Repeat the listing in full, exactly as it stands.

--- START GIVEN RECORDS ---

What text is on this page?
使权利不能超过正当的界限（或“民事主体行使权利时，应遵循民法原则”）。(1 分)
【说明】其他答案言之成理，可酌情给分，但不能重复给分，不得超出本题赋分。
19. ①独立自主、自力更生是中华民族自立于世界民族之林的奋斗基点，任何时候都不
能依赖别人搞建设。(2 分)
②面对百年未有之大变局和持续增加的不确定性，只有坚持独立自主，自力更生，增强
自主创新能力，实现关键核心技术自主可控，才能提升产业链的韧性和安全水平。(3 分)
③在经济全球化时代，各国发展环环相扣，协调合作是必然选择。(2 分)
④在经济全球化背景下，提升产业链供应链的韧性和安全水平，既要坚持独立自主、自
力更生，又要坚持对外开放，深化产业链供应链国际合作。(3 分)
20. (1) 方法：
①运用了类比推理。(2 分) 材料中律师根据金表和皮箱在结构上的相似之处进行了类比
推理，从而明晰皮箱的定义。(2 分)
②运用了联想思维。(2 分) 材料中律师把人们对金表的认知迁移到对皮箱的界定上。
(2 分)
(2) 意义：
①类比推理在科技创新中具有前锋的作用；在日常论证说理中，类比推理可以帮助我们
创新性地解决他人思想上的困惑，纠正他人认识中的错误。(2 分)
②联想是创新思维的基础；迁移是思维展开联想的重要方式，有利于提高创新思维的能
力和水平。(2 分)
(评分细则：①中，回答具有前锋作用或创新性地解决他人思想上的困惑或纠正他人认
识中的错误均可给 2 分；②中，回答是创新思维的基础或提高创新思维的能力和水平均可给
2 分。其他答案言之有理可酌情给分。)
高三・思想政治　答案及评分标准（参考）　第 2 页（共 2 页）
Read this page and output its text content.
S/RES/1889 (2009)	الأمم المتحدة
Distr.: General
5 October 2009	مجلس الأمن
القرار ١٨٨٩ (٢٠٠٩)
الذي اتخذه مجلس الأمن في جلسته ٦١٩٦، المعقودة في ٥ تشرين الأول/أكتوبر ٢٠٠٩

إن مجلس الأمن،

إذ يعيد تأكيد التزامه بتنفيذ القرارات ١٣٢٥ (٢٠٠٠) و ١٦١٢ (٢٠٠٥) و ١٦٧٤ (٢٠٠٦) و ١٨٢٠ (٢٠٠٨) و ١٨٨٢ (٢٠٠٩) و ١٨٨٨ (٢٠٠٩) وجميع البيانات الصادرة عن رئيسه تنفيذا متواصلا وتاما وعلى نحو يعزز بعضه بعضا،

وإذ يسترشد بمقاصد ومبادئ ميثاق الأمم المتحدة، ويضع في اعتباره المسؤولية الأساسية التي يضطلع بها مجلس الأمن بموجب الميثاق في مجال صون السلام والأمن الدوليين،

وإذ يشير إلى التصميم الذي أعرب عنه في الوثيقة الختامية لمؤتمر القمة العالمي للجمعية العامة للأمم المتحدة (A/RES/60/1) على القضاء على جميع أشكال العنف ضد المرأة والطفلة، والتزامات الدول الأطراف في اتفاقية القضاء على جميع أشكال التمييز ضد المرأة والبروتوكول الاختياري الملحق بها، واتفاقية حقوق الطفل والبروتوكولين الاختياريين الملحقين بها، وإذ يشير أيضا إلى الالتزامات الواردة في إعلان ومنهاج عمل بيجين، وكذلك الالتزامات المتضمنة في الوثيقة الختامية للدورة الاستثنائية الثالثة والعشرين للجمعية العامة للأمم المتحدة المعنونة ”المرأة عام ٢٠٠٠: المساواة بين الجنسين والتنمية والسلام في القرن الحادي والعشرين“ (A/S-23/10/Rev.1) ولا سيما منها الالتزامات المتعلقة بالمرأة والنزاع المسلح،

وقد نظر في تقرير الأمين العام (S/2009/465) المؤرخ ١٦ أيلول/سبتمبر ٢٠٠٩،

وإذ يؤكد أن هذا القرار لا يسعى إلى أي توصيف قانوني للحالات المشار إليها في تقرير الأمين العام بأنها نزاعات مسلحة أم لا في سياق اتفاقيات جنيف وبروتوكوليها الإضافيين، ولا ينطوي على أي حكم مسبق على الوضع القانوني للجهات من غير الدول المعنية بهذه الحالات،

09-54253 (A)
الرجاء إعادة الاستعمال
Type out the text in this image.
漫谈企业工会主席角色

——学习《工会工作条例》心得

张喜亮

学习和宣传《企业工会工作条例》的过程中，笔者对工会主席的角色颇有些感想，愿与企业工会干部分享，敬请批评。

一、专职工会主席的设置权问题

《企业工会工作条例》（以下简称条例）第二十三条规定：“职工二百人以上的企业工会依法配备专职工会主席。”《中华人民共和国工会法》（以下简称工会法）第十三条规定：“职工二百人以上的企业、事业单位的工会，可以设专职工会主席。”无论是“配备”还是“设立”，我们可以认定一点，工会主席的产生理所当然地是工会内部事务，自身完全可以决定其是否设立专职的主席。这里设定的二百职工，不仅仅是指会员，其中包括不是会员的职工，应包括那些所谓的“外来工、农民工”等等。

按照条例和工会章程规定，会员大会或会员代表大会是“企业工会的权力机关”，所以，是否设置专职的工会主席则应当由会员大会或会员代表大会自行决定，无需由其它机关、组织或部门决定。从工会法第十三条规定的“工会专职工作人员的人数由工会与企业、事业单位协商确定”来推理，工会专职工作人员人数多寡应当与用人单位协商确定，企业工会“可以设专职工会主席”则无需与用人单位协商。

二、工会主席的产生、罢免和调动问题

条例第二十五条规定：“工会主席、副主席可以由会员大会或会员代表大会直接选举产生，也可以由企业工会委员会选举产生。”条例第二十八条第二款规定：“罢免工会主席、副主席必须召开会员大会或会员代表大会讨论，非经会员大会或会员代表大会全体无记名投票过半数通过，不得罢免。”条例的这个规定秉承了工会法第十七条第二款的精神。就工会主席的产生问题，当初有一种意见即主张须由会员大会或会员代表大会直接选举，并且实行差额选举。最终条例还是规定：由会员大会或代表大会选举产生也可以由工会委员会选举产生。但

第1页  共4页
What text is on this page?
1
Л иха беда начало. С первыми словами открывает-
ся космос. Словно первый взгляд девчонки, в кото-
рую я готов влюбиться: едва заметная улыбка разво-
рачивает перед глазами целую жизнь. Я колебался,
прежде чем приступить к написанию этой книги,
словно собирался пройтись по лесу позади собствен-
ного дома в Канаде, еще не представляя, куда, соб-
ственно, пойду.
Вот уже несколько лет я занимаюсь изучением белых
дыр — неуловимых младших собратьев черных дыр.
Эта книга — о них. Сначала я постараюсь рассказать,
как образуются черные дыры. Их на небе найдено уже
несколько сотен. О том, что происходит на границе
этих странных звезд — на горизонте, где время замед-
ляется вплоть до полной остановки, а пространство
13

--- END GIVEN RECORDS ---

▸ RESPONSE TO THE TASK
What text is on this page?
使权利不能超过正当的界限（或“民事主体行使权利时，应遵循民法原则”）。(1 分)
【说明】其他答案言之成理，可酌情给分，但不能重复给分，不得超出本题赋分。
19. ①独立自主、自力更生是中华民族自立于世界民族之林的奋斗基点，任何时候都不
能依赖别人搞建设。(2 分)
②面对百年未有之大变局和持续增加的不确定性，只有坚持独立自主，自力更生，增强
自主创新能力，实现关键核心技术自主可控，才能提升产业链的韧性和安全水平。(3 分)
③在经济全球化时代，各国发展环环相扣，协调合作是必然选择。(2 分)
④在经济全球化背景下，提升产业链供应链的韧性和安全水平，既要坚持独立自主、自
力更生，又要坚持对外开放，深化产业链供应链国际合作。(3 分)
20. (1) 方法：
①运用了类比推理。(2 分) 材料中律师根据金表和皮箱在结构上的相似之处进行了类比
推理，从而明晰皮箱的定义。(2 分)
②运用了联想思维。(2 分) 材料中律师把人们对金表的认知迁移到对皮箱的界定上。
(2 分)
(2) 意义：
①类比推理在科技创新中具有前锋的作用；在日常论证说理中，类比推理可以帮助我们
创新性地解决他人思想上的困惑，纠正他人认识中的错误。(2 分)
②联想是创新思维的基础；迁移是思维展开联想的重要方式，有利于提高创新思维的能
力和水平。(2 分)
(评分细则：①中，回答具有前锋作用或创新性地解决他人思想上的困惑或纠正他人认
识中的错误均可给 2 分；②中，回答是创新思维的基础或提高创新思维的能力和水平均可给
2 分。其他答案言之有理可酌情给分。)
高三・思想政治　答案及评分标准（参考）　第 2 页（共 2 页）
Read this page and output its text content.
S/RES/1889 (2009)	الأمم المتحدة
Distr.: General
5 October 2009	مجلس الأمن
القرار ١٨٨٩ (٢٠٠٩)
الذي اتخذه مجلس الأمن في جلسته ٦١٩٦، المعقودة في ٥ تشرين الأول/أكتوبر ٢٠٠٩

إن مجلس الأمن،

إذ يعيد تأكيد التزامه بتنفيذ القرارات ١٣٢٥ (٢٠٠٠) و ١٦١٢ (٢٠٠٥) و ١٦٧٤ (٢٠٠٦) و ١٨٢٠ (٢٠٠٨) و ١٨٨٢ (٢٠٠٩) و ١٨٨٨ (٢٠٠٩) وجميع البيانات الصادرة عن رئيسه تنفيذا متواصلا وتاما وعلى نحو يعزز بعضه بعضا،

وإذ يسترشد بمقاصد ومبادئ ميثاق الأمم المتحدة، ويضع في اعتباره المسؤولية الأساسية التي يضطلع بها مجلس الأمن بموجب الميثاق في مجال صون السلام والأمن الدوليين،

وإذ يشير إلى التصميم الذي أعرب عنه في الوثيقة الختامية لمؤتمر القمة العالمي للجمعية العامة للأمم المتحدة (A/RES/60/1) على القضاء على جميع أشكال العنف ضد المرأة والطفلة، والتزامات الدول الأطراف في اتفاقية القضاء على جميع أشكال التمييز ضد المرأة والبروتوكول الاختياري الملحق بها، واتفاقية حقوق الطفل والبروتوكولين الاختياريين الملحقين بها، وإذ يشير أيضا إلى الالتزامات الواردة في إعلان ومنهاج عمل بيجين، وكذلك الالتزامات المتضمنة في الوثيقة الختامية للدورة الاستثنائية الثالثة والعشرين للجمعية العامة للأمم المتحدة المعنونة ”المرأة عام ٢٠٠٠: المساواة بين الجنسين والتنمية والسلام في القرن الحادي والعشرين“ (A/S-23/10/Rev.1) ولا سيما منها الالتزامات المتعلقة بالمرأة والنزاع المسلح،

وقد نظر في تقرير الأمين العام (S/2009/465) المؤرخ ١٦ أيلول/سبتمبر ٢٠٠٩،

وإذ يؤكد أن هذا القرار لا يسعى إلى أي توصيف قانوني للحالات المشار إليها في تقرير الأمين العام بأنها نزاعات مسلحة أم لا في سياق اتفاقيات جنيف وبروتوكوليها الإضافيين، ولا ينطوي على أي حكم مسبق على الوضع القانوني للجهات من غير الدول المعنية بهذه الحالات،

09-54253 (A)
الرجاء إعادة الاستعمال
Type out the text in this image.
漫谈企业工会主席角色

——学习《工会工作条例》心得

张喜亮

学习和宣传《企业工会工作条例》的过程中，笔者对工会主席的角色颇有些感想，愿与企业工会干部分享，敬请批评。

一、专职工会主席的设置权问题

《企业工会工作条例》（以下简称条例）第二十三条规定：“职工二百人以上的企业工会依法配备专职工会主席。”《中华人民共和国工会法》（以下简称工会法）第十三条规定：“职工二百人以上的企业、事业单位的工会，可以设专职工会主席。”无论是“配备”还是“设立”，我们可以认定一点，工会主席的产生理所当然地是工会内部事务，自身完全可以决定其是否设立专职的主席。这里设定的二百职工，不仅仅是指会员，其中包括不是会员的职工，应包括那些所谓的“外来工、农民工”等等。

按照条例和工会章程规定，会员大会或会员代表大会是“企业工会的权力机关”，所以，是否设置专职的工会主席则应当由会员大会或会员代表大会自行决定，无需由其它机关、组织或部门决定。从工会法第十三条规定的“工会专职工作人员的人数由工会与企业、事业单位协商确定”来推理，工会专职工作人员人数多寡应当与用人单位协商确定，企业工会“可以设专职工会主席”则无需与用人单位协商。

二、工会主席的产生、罢免和调动问题

条例第二十五条规定：“工会主席、副主席可以由会员大会或会员代表大会直接选举产生，也可以由企业工会委员会选举产生。”条例第二十八条第二款规定：“罢免工会主席、副主席必须召开会员大会或会员代表大会讨论，非经会员大会或会员代表大会全体无记名投票过半数通过，不得罢免。”条例的这个规定秉承了工会法第十七条第二款的精神。就工会主席的产生问题，当初有一种意见即主张须由会员大会或会员代表大会直接选举，并且实行差额选举。最终条例还是规定：由会员大会或代表大会选举产生也可以由工会委员会选举产生。但

第1页  共4页
What text is on this page?
1
Л иха беда начало. С первыми словами открывает-
ся космос. Словно первый взгляд девчонки, в кото-
рую я готов влюбиться: едва заметная улыбка разво-
рачивает перед глазами целую жизнь. Я колебался,
прежде чем приступить к написанию этой книги,
словно собирался пройтись по лесу позади собствен-
ного дома в Канаде, еще не представляя, куда, соб-
ственно, пойду.
Вот уже несколько лет я занимаюсь изучением белых
дыр — неуловимых младших собратьев черных дыр.
Эта книга — о них. Сначала я постараюсь рассказать,
как образуются черные дыры. Их на небе найдено уже
несколько сотен. О том, что происходит на границе
этих странных звезд — на горизонте, где время замед-
ляется вплоть до полной остановки, а пространство
13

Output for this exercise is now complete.